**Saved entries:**
--- begin ---

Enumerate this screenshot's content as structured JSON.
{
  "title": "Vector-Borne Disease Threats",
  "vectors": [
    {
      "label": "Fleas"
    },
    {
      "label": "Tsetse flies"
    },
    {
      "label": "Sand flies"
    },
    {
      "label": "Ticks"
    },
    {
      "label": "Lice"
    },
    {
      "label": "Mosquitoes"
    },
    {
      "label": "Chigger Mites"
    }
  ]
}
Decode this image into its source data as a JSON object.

--- end ---
--- begin ---

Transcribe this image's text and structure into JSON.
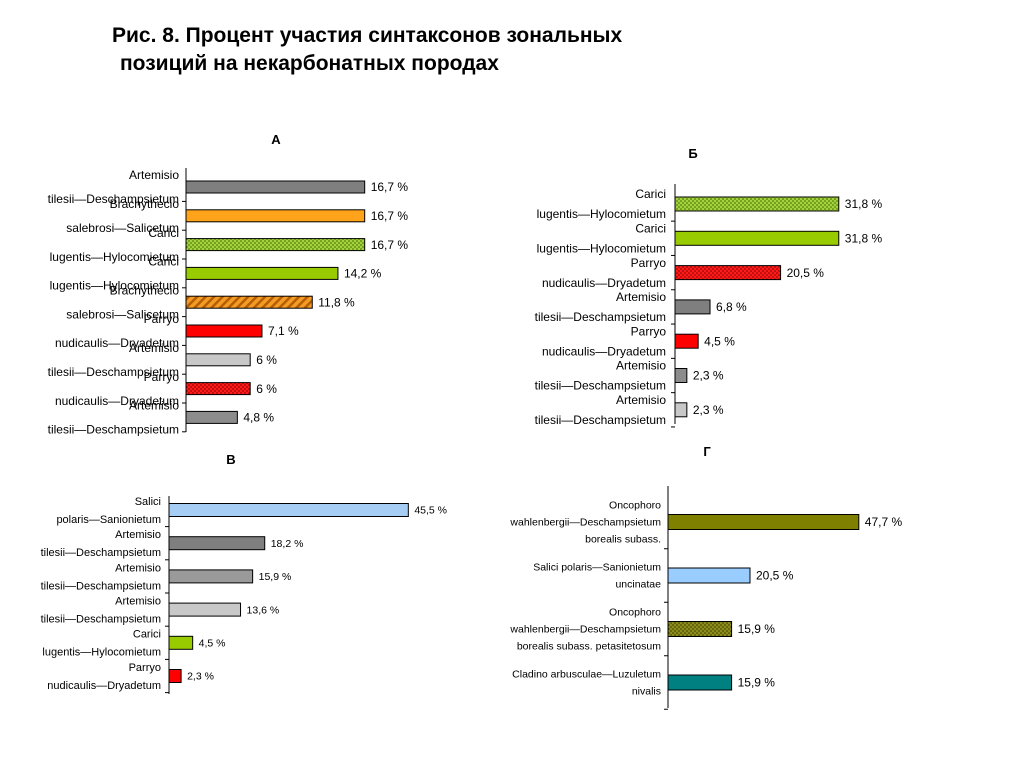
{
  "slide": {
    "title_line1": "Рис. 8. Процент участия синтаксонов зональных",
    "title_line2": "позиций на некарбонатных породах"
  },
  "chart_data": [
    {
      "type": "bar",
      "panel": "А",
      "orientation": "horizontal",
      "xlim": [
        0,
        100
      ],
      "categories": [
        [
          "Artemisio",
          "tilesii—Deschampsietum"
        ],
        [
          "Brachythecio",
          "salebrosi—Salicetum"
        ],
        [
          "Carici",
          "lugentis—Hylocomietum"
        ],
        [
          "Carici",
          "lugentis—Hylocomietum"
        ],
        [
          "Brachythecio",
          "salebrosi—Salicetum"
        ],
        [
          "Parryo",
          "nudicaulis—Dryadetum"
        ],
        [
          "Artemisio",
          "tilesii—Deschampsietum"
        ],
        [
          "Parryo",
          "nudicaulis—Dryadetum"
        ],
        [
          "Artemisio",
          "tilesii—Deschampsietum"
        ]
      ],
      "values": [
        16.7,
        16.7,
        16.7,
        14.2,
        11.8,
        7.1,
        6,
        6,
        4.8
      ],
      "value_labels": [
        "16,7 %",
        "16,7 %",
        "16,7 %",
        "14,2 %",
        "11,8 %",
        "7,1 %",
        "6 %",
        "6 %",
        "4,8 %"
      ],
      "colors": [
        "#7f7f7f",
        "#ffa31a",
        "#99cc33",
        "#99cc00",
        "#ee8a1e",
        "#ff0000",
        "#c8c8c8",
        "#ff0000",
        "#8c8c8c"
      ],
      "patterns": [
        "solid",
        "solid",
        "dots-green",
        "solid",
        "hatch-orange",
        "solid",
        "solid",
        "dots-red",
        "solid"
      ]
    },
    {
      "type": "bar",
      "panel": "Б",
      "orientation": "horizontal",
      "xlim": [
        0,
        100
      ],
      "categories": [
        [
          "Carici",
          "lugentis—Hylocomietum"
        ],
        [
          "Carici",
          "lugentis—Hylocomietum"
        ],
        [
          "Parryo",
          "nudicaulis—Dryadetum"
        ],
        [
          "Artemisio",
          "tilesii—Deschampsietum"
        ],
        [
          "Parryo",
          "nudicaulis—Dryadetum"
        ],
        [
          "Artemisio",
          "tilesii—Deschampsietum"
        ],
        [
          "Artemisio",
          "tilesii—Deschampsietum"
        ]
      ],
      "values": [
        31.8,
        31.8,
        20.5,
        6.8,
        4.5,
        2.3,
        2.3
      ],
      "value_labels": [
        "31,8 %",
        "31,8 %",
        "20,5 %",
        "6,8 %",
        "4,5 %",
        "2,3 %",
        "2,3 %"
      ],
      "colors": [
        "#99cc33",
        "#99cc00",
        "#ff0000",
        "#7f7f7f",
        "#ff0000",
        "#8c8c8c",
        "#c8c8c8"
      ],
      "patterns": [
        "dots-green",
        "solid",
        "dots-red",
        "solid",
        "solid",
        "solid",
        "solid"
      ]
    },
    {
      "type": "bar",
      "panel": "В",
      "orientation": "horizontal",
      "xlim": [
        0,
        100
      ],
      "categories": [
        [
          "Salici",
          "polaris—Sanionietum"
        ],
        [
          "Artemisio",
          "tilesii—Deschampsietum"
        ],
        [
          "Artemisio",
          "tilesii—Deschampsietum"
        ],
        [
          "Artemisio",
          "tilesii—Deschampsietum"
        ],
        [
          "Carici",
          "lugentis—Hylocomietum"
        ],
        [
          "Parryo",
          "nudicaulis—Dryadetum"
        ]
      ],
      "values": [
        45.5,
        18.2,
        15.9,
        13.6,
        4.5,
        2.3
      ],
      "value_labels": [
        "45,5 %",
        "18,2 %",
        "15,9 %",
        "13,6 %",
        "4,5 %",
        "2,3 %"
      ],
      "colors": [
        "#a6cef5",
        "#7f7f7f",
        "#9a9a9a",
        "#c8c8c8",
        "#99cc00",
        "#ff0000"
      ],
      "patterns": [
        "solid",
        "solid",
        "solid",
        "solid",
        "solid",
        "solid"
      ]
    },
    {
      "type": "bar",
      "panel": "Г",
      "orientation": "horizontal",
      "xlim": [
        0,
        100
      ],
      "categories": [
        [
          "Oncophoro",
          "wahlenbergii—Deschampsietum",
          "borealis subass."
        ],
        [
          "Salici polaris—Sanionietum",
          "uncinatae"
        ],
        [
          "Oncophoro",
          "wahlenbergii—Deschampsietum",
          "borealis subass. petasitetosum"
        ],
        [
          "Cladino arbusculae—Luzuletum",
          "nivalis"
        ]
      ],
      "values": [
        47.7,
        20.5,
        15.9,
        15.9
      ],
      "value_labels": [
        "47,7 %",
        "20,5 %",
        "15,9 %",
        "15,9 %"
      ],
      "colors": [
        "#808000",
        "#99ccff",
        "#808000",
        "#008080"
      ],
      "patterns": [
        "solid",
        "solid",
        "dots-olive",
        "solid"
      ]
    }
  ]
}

--- end ---

Starting at the line that contains "Enumerate this screenshot's", repeat each line exactly, and stop after the line that contains "Decode this image".

Enumerate this screenshot's content as structured JSON.
{
  "title": "Vector-Borne Disease Threats",
  "vectors": [
    {
      "label": "Fleas"
    },
    {
      "label": "Tsetse flies"
    },
    {
      "label": "Sand flies"
    },
    {
      "label": "Ticks"
    },
    {
      "label": "Lice"
    },
    {
      "label": "Mosquitoes"
    },
    {
      "label": "Chigger Mites"
    }
  ]
}
Decode this image into its source data as a JSON object.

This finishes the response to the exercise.